Work to be completed> Report every line in the listing that contains the string "JSON".

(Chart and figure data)
************

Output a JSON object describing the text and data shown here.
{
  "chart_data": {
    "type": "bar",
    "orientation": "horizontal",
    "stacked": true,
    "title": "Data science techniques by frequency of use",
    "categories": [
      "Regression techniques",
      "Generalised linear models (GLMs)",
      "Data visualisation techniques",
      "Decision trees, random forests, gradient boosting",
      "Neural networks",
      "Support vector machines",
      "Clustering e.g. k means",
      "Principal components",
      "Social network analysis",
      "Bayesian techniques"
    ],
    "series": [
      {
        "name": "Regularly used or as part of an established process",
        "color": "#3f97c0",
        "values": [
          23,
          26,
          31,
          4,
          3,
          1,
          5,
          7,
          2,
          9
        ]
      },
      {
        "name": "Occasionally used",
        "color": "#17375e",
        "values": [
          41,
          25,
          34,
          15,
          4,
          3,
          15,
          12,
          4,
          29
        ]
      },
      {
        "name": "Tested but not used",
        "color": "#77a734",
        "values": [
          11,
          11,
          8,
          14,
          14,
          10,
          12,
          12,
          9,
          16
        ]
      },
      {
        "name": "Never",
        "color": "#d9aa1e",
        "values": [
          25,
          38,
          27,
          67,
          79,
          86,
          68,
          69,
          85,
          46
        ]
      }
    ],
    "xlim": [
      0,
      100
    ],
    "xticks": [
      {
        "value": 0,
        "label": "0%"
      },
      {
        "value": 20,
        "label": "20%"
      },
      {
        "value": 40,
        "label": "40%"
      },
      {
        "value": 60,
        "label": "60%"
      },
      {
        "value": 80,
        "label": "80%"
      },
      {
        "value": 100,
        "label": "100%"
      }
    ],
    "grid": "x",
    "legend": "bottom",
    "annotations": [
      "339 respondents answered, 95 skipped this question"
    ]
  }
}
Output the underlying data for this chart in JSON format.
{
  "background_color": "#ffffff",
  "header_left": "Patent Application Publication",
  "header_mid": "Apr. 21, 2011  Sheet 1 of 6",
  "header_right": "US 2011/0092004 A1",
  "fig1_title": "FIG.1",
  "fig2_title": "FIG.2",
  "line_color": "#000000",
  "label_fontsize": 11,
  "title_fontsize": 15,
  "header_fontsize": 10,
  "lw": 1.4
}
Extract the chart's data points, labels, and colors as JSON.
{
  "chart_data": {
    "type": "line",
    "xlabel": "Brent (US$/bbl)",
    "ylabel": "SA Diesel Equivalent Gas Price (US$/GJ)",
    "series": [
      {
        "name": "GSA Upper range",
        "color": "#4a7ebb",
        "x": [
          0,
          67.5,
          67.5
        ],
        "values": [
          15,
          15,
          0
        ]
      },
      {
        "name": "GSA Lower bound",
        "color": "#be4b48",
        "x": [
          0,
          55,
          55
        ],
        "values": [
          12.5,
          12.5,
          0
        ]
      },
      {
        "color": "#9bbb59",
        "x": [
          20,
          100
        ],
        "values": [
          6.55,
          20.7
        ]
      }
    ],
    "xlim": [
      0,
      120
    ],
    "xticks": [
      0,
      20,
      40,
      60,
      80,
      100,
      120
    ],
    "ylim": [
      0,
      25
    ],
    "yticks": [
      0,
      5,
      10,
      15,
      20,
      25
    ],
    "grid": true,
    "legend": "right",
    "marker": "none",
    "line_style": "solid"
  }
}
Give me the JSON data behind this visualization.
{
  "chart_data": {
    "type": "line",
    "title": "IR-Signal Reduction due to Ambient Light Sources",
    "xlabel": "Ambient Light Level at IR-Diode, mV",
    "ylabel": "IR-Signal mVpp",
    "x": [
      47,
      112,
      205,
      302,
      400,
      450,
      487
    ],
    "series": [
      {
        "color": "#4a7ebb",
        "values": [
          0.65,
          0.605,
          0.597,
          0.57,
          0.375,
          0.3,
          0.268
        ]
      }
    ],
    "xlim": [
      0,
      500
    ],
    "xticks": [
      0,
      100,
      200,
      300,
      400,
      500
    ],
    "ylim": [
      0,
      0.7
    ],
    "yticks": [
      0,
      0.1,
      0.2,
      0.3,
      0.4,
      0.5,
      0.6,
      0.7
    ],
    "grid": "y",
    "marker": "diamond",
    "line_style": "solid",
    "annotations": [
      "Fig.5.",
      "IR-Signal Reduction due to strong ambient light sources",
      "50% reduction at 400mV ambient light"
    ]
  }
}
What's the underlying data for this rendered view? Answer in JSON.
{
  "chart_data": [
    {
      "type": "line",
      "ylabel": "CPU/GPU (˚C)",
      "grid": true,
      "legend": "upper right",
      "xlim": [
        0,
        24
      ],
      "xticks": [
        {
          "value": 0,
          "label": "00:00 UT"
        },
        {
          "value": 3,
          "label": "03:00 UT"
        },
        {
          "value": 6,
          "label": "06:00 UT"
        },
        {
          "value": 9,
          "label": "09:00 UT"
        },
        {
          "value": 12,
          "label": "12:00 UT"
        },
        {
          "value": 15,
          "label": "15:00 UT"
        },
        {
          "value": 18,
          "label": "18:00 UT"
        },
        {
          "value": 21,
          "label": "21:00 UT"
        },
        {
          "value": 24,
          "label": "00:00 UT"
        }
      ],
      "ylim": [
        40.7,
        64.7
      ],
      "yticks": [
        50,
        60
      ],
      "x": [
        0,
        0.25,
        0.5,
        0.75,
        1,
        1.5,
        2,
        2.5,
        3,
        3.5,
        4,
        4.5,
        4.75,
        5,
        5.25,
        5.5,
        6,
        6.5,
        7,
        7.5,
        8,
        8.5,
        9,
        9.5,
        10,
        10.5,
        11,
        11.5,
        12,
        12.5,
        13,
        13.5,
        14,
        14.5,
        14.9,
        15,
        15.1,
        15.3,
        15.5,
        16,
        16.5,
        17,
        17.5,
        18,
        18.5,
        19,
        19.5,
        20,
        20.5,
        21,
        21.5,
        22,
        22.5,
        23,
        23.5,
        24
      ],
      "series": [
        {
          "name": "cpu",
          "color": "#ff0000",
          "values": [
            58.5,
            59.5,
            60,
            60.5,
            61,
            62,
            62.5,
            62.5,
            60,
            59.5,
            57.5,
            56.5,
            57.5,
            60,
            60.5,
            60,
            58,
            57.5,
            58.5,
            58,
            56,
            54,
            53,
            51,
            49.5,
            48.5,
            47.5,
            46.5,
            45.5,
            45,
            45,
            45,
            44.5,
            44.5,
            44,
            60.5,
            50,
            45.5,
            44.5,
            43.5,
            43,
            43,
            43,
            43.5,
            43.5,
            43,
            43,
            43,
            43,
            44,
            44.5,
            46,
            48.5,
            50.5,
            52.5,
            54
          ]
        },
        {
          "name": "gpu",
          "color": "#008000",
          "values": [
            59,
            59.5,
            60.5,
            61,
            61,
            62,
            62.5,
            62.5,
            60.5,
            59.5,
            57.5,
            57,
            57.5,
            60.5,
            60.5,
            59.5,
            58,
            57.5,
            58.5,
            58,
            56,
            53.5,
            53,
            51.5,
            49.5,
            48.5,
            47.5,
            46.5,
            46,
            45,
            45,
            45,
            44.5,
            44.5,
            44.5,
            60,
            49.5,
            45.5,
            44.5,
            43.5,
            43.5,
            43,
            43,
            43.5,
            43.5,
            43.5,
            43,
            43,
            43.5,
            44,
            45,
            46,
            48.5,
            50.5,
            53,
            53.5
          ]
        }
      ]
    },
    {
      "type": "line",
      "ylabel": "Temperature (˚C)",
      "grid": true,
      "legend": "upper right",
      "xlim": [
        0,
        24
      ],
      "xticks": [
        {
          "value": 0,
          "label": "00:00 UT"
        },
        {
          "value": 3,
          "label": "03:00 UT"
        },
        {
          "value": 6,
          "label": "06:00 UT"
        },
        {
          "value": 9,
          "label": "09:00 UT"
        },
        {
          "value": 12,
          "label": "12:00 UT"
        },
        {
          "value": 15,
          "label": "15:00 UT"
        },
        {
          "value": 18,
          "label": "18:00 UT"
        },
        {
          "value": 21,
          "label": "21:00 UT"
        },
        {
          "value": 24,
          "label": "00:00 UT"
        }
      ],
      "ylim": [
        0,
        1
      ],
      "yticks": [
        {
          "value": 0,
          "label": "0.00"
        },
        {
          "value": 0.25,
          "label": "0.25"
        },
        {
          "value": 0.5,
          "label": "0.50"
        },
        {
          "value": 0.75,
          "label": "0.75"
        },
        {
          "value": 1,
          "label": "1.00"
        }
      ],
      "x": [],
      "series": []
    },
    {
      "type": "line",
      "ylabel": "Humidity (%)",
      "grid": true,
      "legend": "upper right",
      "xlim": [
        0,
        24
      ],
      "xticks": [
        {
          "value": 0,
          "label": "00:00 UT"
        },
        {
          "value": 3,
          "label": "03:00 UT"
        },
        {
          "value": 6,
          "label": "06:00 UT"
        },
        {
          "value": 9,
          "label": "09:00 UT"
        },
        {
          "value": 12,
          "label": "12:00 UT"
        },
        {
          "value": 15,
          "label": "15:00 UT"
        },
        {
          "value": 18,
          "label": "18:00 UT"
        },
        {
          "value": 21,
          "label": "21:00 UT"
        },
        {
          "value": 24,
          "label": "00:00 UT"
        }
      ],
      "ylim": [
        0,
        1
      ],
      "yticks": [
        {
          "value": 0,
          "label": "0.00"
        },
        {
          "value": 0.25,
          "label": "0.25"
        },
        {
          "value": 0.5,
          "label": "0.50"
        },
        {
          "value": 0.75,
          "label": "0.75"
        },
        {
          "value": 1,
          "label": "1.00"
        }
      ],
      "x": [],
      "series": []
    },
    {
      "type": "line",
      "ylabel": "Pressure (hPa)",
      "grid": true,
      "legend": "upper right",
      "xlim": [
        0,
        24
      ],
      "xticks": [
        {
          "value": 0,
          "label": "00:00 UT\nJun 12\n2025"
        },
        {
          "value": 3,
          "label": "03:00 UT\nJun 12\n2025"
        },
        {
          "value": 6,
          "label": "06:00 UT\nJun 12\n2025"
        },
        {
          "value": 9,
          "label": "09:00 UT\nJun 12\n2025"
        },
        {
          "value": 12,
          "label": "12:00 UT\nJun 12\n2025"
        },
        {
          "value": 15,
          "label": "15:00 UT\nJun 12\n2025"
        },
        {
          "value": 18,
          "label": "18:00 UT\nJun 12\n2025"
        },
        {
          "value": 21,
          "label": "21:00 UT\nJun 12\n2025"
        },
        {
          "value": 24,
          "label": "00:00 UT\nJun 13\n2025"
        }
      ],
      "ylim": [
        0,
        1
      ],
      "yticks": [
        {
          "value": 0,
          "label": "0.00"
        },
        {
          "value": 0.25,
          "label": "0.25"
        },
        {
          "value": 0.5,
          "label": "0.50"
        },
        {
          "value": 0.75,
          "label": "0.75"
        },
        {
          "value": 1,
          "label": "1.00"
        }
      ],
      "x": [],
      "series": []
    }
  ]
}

************

Solution for this task>
Output a JSON object describing the text and data shown here.
Output the underlying data for this chart in JSON format.
Extract the chart's data points, labels, and colors as JSON.
Give me the JSON data behind this visualization.
What's the underlying data for this rendered view? Answer in JSON.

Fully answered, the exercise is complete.